WORK TO BE COMPLETED — What number of lines hold the word "Camera"? State that number and nothing besides.

SUPPLIED MATERIAL —
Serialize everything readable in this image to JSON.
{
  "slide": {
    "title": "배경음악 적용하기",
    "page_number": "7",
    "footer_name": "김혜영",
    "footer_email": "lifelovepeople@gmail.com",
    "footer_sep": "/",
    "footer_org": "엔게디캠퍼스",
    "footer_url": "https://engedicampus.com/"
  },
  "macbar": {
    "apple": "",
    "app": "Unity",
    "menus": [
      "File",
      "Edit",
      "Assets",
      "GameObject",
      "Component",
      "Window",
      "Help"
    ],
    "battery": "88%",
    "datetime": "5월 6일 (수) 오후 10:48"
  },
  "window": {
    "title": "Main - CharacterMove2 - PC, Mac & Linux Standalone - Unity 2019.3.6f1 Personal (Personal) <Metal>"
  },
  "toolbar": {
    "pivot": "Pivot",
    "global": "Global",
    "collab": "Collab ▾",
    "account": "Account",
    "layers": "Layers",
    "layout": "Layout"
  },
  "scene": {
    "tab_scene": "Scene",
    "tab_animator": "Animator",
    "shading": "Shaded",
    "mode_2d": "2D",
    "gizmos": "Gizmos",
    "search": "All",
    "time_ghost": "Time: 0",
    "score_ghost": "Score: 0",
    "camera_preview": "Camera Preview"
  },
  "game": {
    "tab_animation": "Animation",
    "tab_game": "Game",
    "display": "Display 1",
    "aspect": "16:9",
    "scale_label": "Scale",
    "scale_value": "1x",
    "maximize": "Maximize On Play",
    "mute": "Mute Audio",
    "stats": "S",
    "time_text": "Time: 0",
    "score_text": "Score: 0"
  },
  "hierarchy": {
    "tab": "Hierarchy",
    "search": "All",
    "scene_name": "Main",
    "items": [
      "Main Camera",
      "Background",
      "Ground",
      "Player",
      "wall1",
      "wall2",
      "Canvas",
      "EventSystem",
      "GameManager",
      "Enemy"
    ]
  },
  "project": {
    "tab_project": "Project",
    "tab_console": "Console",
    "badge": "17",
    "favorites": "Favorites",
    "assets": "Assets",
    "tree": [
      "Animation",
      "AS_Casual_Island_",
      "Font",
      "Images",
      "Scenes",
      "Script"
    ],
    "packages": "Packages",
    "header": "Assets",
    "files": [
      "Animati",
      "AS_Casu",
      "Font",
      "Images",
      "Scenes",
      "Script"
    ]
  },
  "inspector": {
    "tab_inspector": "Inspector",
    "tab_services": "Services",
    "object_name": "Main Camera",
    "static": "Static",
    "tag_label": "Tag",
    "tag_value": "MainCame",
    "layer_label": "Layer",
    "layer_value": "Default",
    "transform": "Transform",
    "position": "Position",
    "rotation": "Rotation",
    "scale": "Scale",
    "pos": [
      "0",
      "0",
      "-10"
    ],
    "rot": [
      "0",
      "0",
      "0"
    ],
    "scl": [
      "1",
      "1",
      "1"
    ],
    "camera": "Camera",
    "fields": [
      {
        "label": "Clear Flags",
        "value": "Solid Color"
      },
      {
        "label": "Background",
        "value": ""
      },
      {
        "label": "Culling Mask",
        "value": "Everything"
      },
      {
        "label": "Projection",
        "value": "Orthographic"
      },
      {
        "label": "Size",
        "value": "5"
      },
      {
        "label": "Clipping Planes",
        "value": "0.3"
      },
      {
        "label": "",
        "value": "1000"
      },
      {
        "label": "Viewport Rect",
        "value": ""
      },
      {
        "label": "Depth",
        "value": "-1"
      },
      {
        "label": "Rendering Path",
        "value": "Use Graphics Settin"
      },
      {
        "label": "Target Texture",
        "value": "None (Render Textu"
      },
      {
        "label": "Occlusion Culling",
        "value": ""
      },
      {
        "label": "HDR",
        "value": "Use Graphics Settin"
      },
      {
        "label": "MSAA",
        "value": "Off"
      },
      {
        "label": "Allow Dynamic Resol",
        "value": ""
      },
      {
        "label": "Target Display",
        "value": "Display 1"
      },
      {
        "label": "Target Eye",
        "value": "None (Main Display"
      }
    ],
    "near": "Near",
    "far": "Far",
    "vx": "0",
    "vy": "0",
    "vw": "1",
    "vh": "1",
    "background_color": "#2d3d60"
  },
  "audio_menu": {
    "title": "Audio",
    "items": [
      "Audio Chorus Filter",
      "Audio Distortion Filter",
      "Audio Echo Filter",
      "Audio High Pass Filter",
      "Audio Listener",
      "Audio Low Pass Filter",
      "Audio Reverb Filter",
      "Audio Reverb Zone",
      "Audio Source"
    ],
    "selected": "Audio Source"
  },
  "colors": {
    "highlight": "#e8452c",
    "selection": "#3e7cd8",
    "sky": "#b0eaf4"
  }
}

EXERCISE RESULT — 4